[GOAL] From the records below, give the number of lines that contain the string "chyby", without any other text.

--- Start SUPPLIED DATA ---

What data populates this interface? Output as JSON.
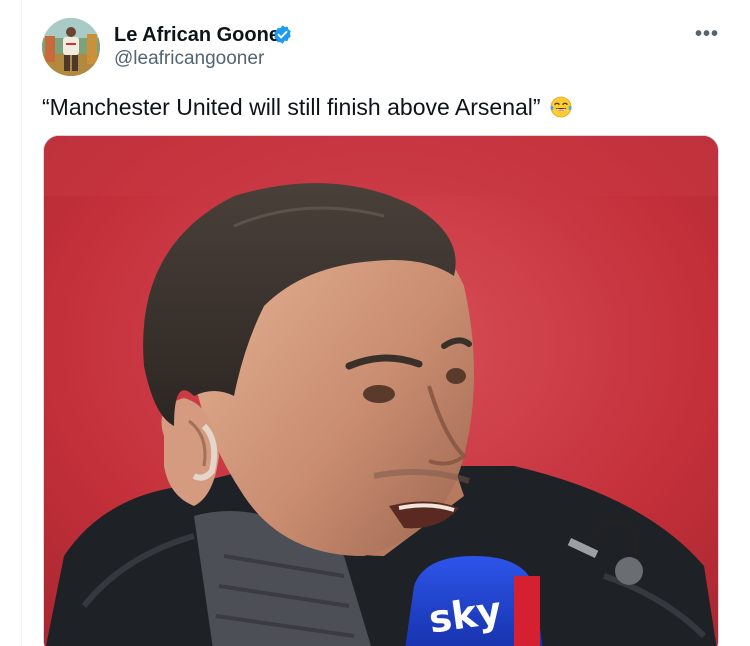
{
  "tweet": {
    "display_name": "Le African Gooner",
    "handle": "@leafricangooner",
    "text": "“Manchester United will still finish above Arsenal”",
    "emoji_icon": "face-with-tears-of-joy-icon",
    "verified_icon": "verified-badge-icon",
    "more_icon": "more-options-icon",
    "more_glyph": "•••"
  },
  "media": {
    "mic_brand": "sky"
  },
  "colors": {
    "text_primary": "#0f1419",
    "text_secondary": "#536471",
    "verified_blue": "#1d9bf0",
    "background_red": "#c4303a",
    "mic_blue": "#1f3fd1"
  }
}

--- End SUPPLIED DATA ---
--- Start SUPPLIED DATA ---

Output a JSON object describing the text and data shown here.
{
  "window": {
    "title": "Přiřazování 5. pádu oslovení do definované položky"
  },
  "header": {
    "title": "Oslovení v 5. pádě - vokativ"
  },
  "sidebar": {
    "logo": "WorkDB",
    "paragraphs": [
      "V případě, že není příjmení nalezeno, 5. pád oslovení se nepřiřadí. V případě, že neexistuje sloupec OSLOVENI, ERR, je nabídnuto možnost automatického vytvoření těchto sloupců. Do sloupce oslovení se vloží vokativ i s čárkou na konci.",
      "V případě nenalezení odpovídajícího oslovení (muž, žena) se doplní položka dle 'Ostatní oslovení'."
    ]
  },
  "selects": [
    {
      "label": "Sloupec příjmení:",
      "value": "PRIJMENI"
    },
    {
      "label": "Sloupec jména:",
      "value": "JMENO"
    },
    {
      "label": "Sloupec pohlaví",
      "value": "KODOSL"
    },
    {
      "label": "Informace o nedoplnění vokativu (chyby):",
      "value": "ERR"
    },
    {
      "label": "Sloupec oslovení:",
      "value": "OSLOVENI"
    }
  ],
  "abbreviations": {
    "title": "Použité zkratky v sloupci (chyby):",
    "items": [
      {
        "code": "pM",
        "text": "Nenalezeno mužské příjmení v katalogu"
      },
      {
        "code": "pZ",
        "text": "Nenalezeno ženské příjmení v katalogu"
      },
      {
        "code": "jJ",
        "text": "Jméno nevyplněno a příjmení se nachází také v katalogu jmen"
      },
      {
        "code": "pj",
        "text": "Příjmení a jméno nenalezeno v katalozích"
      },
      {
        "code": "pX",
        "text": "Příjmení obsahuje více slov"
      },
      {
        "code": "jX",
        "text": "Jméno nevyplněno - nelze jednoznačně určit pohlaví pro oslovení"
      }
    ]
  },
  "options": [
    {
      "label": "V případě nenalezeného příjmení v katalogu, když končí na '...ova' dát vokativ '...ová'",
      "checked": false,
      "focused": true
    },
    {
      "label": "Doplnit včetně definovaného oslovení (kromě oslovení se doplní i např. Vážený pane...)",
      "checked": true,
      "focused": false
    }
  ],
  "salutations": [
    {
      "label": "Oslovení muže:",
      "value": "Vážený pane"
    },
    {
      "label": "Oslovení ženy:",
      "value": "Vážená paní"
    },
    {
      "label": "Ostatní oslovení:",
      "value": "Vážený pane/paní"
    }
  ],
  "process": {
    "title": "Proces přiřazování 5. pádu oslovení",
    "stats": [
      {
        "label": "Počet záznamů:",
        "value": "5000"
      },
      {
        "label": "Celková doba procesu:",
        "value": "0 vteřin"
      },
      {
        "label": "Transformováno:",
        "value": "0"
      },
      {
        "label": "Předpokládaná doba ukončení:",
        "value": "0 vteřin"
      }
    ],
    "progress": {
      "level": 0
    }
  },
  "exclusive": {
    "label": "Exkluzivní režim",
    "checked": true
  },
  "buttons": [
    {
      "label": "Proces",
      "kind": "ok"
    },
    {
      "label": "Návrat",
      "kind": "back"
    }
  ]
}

--- End SUPPLIED DATA ---
--- Start SUPPLIED DATA ---

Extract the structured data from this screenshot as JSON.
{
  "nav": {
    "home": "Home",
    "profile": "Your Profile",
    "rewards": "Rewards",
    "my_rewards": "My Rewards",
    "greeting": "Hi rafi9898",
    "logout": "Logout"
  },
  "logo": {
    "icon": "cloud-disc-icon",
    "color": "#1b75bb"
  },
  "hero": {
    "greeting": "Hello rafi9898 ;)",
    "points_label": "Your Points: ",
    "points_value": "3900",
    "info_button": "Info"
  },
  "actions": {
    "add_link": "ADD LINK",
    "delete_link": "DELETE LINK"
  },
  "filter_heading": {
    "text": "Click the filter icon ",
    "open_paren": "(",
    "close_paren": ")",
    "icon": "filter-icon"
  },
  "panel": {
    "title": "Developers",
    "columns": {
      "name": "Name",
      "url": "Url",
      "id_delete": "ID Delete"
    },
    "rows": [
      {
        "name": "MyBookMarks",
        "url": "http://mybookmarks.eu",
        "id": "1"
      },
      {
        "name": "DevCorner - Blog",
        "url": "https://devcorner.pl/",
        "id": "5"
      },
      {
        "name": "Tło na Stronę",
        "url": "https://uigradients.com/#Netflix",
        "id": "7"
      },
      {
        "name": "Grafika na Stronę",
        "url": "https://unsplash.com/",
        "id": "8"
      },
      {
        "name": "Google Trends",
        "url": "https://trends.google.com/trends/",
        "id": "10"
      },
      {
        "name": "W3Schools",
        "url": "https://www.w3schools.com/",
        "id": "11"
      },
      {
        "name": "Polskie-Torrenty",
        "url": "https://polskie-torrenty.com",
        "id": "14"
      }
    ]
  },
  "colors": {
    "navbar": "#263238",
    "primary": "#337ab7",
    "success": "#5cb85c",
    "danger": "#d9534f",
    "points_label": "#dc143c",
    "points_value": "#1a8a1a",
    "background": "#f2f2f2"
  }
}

--- End SUPPLIED DATA ---

[RESPONSE TO THE EXERCISE] 2